● Set task
What follows is a set of entries. Give them again exactly, without the pictures.

● Input records
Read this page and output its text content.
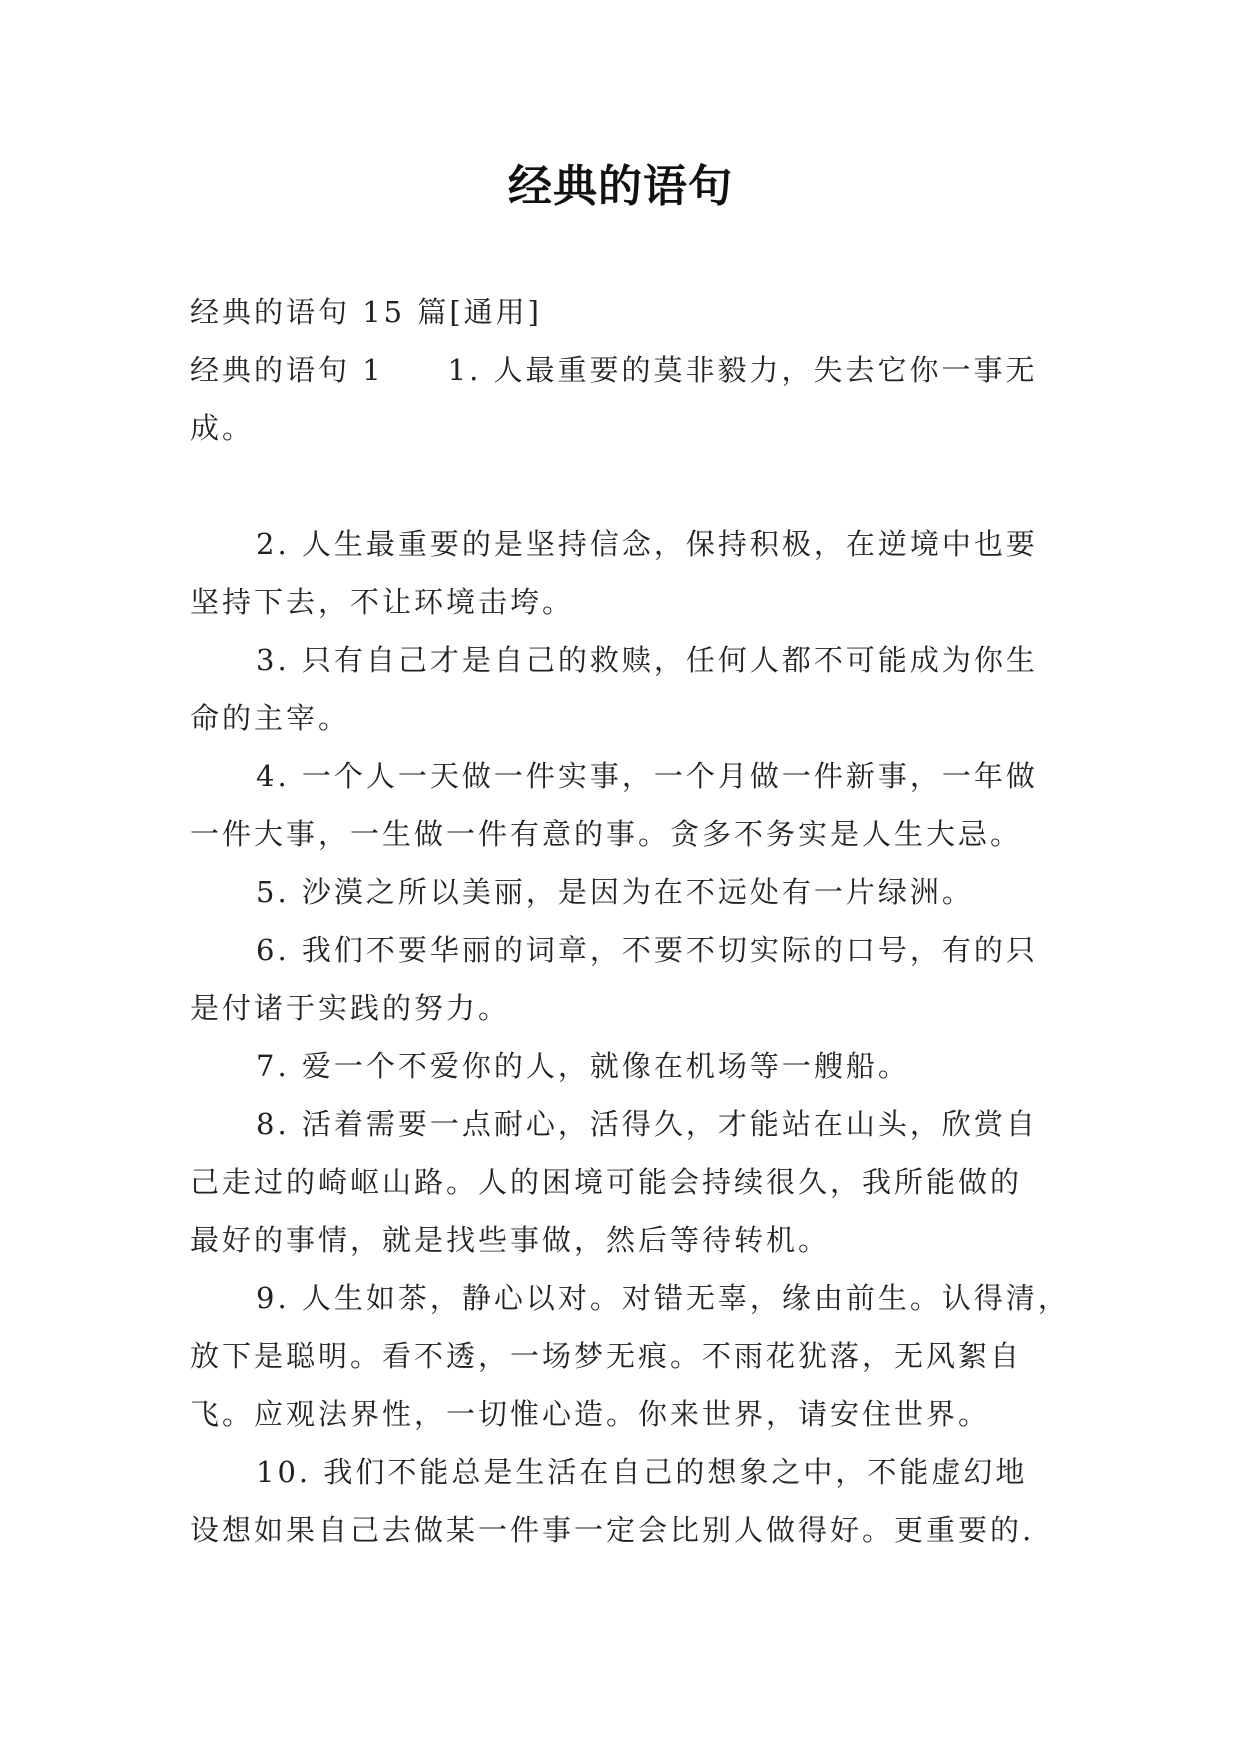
经典的语句

经典的语句 15 篇[通用]

经典的语句 1 1. 人最重要的莫非毅力，失去它你一事无

成。

2. 人生最重要的是坚持信念，保持积极，在逆境中也要

坚持下去，不让环境击垮。

3. 只有自己才是自己的救赎，任何人都不可能成为你生

命的主宰。

4. 一个人一天做一件实事，一个月做一件新事，一年做

一件大事，一生做一件有意的事。贪多不务实是人生大忌。

5. 沙漠之所以美丽，是因为在不远处有一片绿洲。

6. 我们不要华丽的词章，不要不切实际的口号，有的只

是付诸于实践的努力。

7. 爱一个不爱你的人，就像在机场等一艘船。

8. 活着需要一点耐心，活得久，才能站在山头，欣赏自

己走过的崎岖山路。人的困境可能会持续很久，我所能做的

最好的事情，就是找些事做，然后等待转机。

9. 人生如茶，静心以对。对错无辜，缘由前生。认得清，

放下是聪明。看不透，一场梦无痕。不雨花犹落，无风絮自

飞。应观法界性，一切惟心造。你来世界，请安住世界。

10. 我们不能总是生活在自己的想象之中，不能虚幻地

设想如果自己去做某一件事一定会比别人做得好。更重要的.
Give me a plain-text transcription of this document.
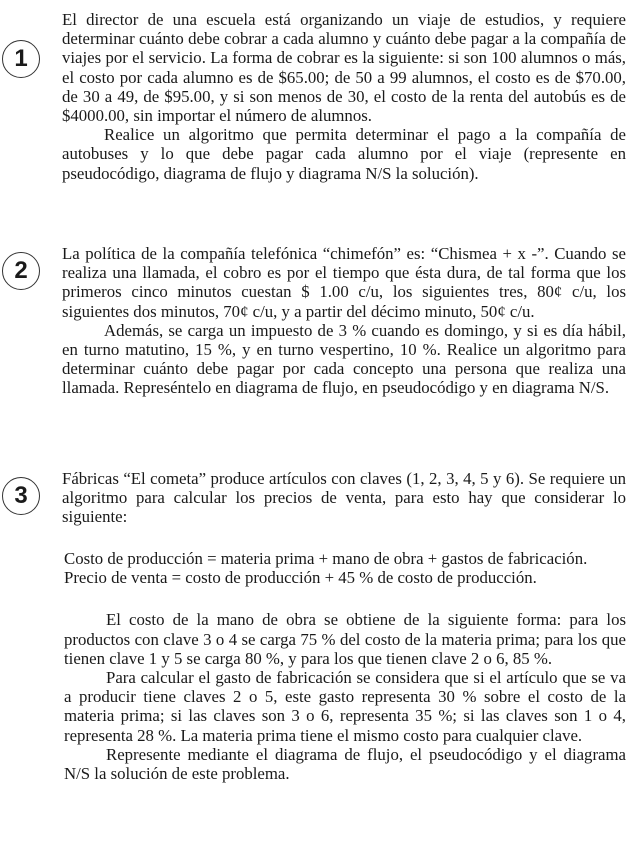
1

El director de una escuela está organizando un viaje de estudios, y requiere determinar cuánto debe cobrar a cada alumno y cuánto debe pagar a la compañía de viajes por el servicio. La forma de cobrar es la siguiente: si son 100 alumnos o más, el costo por cada alumno es de $65.00; de 50 a 99 alumnos, el costo es de $70.00, de 30 a 49, de $95.00, y si son menos de 30, el costo de la renta del autobús es de $4000.00, sin importar el número de alumnos.

Realice un algoritmo que permita determinar el pago a la compañía de autobuses y lo que debe pagar cada alumno por el viaje (represente en pseudocódigo, diagrama de flujo y diagrama N/S la solución).

2

La política de la compañía telefónica “chimefón” es: “Chismea + x -”. Cuando se realiza una llamada, el cobro es por el tiempo que ésta dura, de tal forma que los primeros cinco minutos cuestan $ 1.00 c/u, los siguientes tres, 80¢ c/u, los siguientes dos minutos, 70¢ c/u, y a partir del décimo minuto, 50¢ c/u.

Además, se carga un impuesto de 3 % cuando es domingo, y si es día hábil, en turno matutino, 15 %, y en turno vespertino, 10 %. Realice un algoritmo para determinar cuánto debe pagar por cada concepto una persona que realiza una llamada. Represéntelo en diagrama de flujo, en pseudocódigo y en diagrama N/S.

3

Fábricas “El cometa” produce artículos con claves (1, 2, 3, 4, 5 y 6). Se requiere un algoritmo para calcular los precios de venta, para esto hay que considerar lo siguiente:

Costo de producción = materia prima + mano de obra + gastos de fabricación.

Precio de venta = costo de producción + 45 % de costo de producción.

El costo de la mano de obra se obtiene de la siguiente forma: para los productos con clave 3 o 4 se carga 75 % del costo de la materia prima; para los que tienen clave 1 y 5 se carga 80 %, y para los que tienen clave 2 o 6, 85 %.

Para calcular el gasto de fabricación se considera que si el artículo que se va a producir tiene claves 2 o 5, este gasto representa 30 % sobre el costo de la materia prima; si las claves son 3 o 6, representa 35 %; si las claves son 1 o 4, representa 28 %. La materia prima tiene el mismo costo para cualquier clave.

Represente mediante el diagrama de flujo, el pseudocódigo y el diagrama N/S la solución de este problema.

● Solution
Read this page and output its text content.
经典的语句

经典的语句 15 篇[通用]

经典的语句 1 1. 人最重要的莫非毅力，失去它你一事无

成。

2. 人生最重要的是坚持信念，保持积极，在逆境中也要

坚持下去，不让环境击垮。

3. 只有自己才是自己的救赎，任何人都不可能成为你生

命的主宰。

4. 一个人一天做一件实事，一个月做一件新事，一年做

一件大事，一生做一件有意的事。贪多不务实是人生大忌。

5. 沙漠之所以美丽，是因为在不远处有一片绿洲。

6. 我们不要华丽的词章，不要不切实际的口号，有的只

是付诸于实践的努力。

7. 爱一个不爱你的人，就像在机场等一艘船。

8. 活着需要一点耐心，活得久，才能站在山头，欣赏自

己走过的崎岖山路。人的困境可能会持续很久，我所能做的

最好的事情，就是找些事做，然后等待转机。

9. 人生如茶，静心以对。对错无辜，缘由前生。认得清，

放下是聪明。看不透，一场梦无痕。不雨花犹落，无风絮自

飞。应观法界性，一切惟心造。你来世界，请安住世界。

10. 我们不能总是生活在自己的想象之中，不能虚幻地

设想如果自己去做某一件事一定会比别人做得好。更重要的.
Give me a plain-text transcription of this document.
1

El director de una escuela está organizando un viaje de estudios, y requiere determinar cuánto debe cobrar a cada alumno y cuánto debe pagar a la compañía de viajes por el servicio. La forma de cobrar es la siguiente: si son 100 alumnos o más, el costo por cada alumno es de $65.00; de 50 a 99 alumnos, el costo es de $70.00, de 30 a 49, de $95.00, y si son menos de 30, el costo de la renta del autobús es de $4000.00, sin importar el número de alumnos.

Realice un algoritmo que permita determinar el pago a la compañía de autobuses y lo que debe pagar cada alumno por el viaje (represente en pseudocódigo, diagrama de flujo y diagrama N/S la solución).

2

La política de la compañía telefónica “chimefón” es: “Chismea + x -”. Cuando se realiza una llamada, el cobro es por el tiempo que ésta dura, de tal forma que los primeros cinco minutos cuestan $ 1.00 c/u, los siguientes tres, 80¢ c/u, los siguientes dos minutos, 70¢ c/u, y a partir del décimo minuto, 50¢ c/u.

Además, se carga un impuesto de 3 % cuando es domingo, y si es día hábil, en turno matutino, 15 %, y en turno vespertino, 10 %. Realice un algoritmo para determinar cuánto debe pagar por cada concepto una persona que realiza una llamada. Represéntelo en diagrama de flujo, en pseudocódigo y en diagrama N/S.

3

Fábricas “El cometa” produce artículos con claves (1, 2, 3, 4, 5 y 6). Se requiere un algoritmo para calcular los precios de venta, para esto hay que considerar lo siguiente:

Costo de producción = materia prima + mano de obra + gastos de fabricación.

Precio de venta = costo de producción + 45 % de costo de producción.

El costo de la mano de obra se obtiene de la siguiente forma: para los productos con clave 3 o 4 se carga 75 % del costo de la materia prima; para los que tienen clave 1 y 5 se carga 80 %, y para los que tienen clave 2 o 6, 85 %.

Para calcular el gasto de fabricación se considera que si el artículo que se va a producir tiene claves 2 o 5, este gasto representa 30 % sobre el costo de la materia prima; si las claves son 3 o 6, representa 35 %; si las claves son 1 o 4, representa 28 %. La materia prima tiene el mismo costo para cualquier clave.

Represente mediante el diagrama de flujo, el pseudocódigo y el diagrama N/S la solución de este problema.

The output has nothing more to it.